▶ [Written request]: The records that follow are to be repeated exactly, with the pictures removed.

▶ [The data]:
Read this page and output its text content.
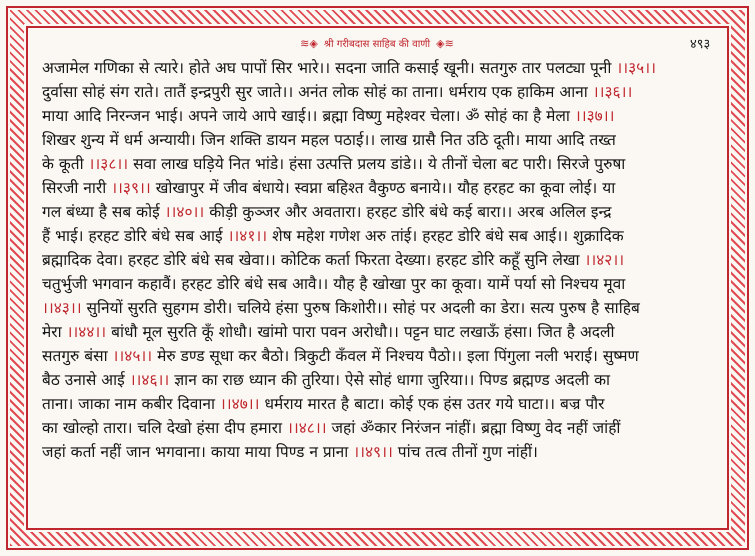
≋◈ श्री गरीबदास साहिब की वाणी ◈≋	४९३
अजामेल गणिका से त्यारे। होते अघ पापों सिर भारे।। सदना जाति कसाई खूनी। सतगुरु तार पलट्या पूनी ।।३५।।
दुर्वासा सोहं संग राते। तातैं इन्द्रपुरी सुर जाते।। अनंत लोक सोहं का ताना। धर्मराय एक हाकिम आना ।।३६।।
माया आदि निरन्जन भाई। अपने जाये आपे खाई।। ब्रह्मा विष्णु महेश्वर चेला। ॐ सोहं का है मेला ।।३७।।
शिखर शुन्य में धर्म अन्यायी। जिन शक्ति डायन महल पठाई।। लाख ग्रासै नित उठि दूती। माया आदि तख्त
के कूती ।।३८।। सवा लाख घड़िये नित भांडे। हंसा उत्पत्ति प्रलय डांडे।। ये तीनों चेला बट पारी। सिरजे पुरुषा
सिरजी नारी ।।३९।। खोखापुर में जीव बंधाये। स्वप्ना बहिश्त वैकुण्ठ बनाये।। यौह हरहट का कूवा लोई। या
गल बंध्या है सब कोई ।।४०।। कीड़ी कुञ्जर और अवतारा। हरहट डोरि बंधे कई बारा।। अरब अलिल इन्द्र
हैं भाई। हरहट डोरि बंधे सब आई ।।४१।। शेष महेश गणेश अरु तांई। हरहट डोरि बंधे सब आई।। शुक्रादिक
ब्रह्मादिक देवा। हरहट डोरि बंधे सब खेवा।। कोटिक कर्ता फिरता देख्या। हरहट डोरि कहूँ सुनि लेखा ।।४२।।
चतुर्भुजी भगवान कहावैं। हरहट डोरि बंधे सब आवै।। यौह है खोखा पुर का कूवा। यामें पर्या सो निश्चय मूवा
।।४३।। सुनियों सुरति सुहगम डोरी। चलिये हंसा पुरुष किशोरी।। सोहं पर अदली का डेरा। सत्य पुरुष है साहिब
मेरा ।।४४।। बांधौ मूल सुरति कूँ शोधौ। खांमो पारा पवन अरोधौ।। पट्टन घाट लखाऊँ हंसा। जित है अदली
सतगुरु बंसा ।।४५।। मेरु डण्ड सूधा कर बैठो। त्रिकुटी कँवल में निश्चय पैठो।। इला पिंगुला नली भराई। सुष्मण
बैठ उनासे आई ।।४६।। ज्ञान का राछ ध्यान की तुरिया। ऐसे सोहं धागा जुरिया।। पिण्ड ब्रह्मण्ड अदली का
ताना। जाका नाम कबीर दिवाना ।।४७।। धर्मराय मारत है बाटा। कोई एक हंस उतर गये घाटा।। बज्र पौर
का खोल्हो तारा। चलि देखो हंसा दीप हमारा ।।४८।। जहां ॐकार निरंजन नांहीं। ब्रह्मा विष्णु वेद नहीं जांहीं
जहां कर्ता नहीं जान भगवाना। काया माया पिण्ड न प्राना ।।४९।। पांच तत्व तीनों गुण नांहीं।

▶ [Task output]:
Read this page and output its text content.
≋◈ श्री गरीबदास साहिब की वाणी ◈≋	४९३
अजामेल गणिका से त्यारे। होते अघ पापों सिर भारे।। सदना जाति कसाई खूनी। सतगुरु तार पलट्या पूनी ।।३५।।
दुर्वासा सोहं संग राते। तातैं इन्द्रपुरी सुर जाते।। अनंत लोक सोहं का ताना। धर्मराय एक हाकिम आना ।।३६।।
माया आदि निरन्जन भाई। अपने जाये आपे खाई।। ब्रह्मा विष्णु महेश्वर चेला। ॐ सोहं का है मेला ।।३७।।
शिखर शुन्य में धर्म अन्यायी। जिन शक्ति डायन महल पठाई।। लाख ग्रासै नित उठि दूती। माया आदि तख्त
के कूती ।।३८।। सवा लाख घड़िये नित भांडे। हंसा उत्पत्ति प्रलय डांडे।। ये तीनों चेला बट पारी। सिरजे पुरुषा
सिरजी नारी ।।३९।। खोखापुर में जीव बंधाये। स्वप्ना बहिश्त वैकुण्ठ बनाये।। यौह हरहट का कूवा लोई। या
गल बंध्या है सब कोई ।।४०।। कीड़ी कुञ्जर और अवतारा। हरहट डोरि बंधे कई बारा।। अरब अलिल इन्द्र
हैं भाई। हरहट डोरि बंधे सब आई ।।४१।। शेष महेश गणेश अरु तांई। हरहट डोरि बंधे सब आई।। शुक्रादिक
ब्रह्मादिक देवा। हरहट डोरि बंधे सब खेवा।। कोटिक कर्ता फिरता देख्या। हरहट डोरि कहूँ सुनि लेखा ।।४२।।
चतुर्भुजी भगवान कहावैं। हरहट डोरि बंधे सब आवै।। यौह है खोखा पुर का कूवा। यामें पर्या सो निश्चय मूवा
।।४३।। सुनियों सुरति सुहगम डोरी। चलिये हंसा पुरुष किशोरी।। सोहं पर अदली का डेरा। सत्य पुरुष है साहिब
मेरा ।।४४।। बांधौ मूल सुरति कूँ शोधौ। खांमो पारा पवन अरोधौ।। पट्टन घाट लखाऊँ हंसा। जित है अदली
सतगुरु बंसा ।।४५।। मेरु डण्ड सूधा कर बैठो। त्रिकुटी कँवल में निश्चय पैठो।। इला पिंगुला नली भराई। सुष्मण
बैठ उनासे आई ।।४६।। ज्ञान का राछ ध्यान की तुरिया। ऐसे सोहं धागा जुरिया।। पिण्ड ब्रह्मण्ड अदली का
ताना। जाका नाम कबीर दिवाना ।।४७।। धर्मराय मारत है बाटा। कोई एक हंस उतर गये घाटा।। बज्र पौर
का खोल्हो तारा। चलि देखो हंसा दीप हमारा ।।४८।। जहां ॐकार निरंजन नांहीं। ब्रह्मा विष्णु वेद नहीं जांहीं
जहां कर्ता नहीं जान भगवाना। काया माया पिण्ड न प्राना ।।४९।। पांच तत्व तीनों गुण नांहीं।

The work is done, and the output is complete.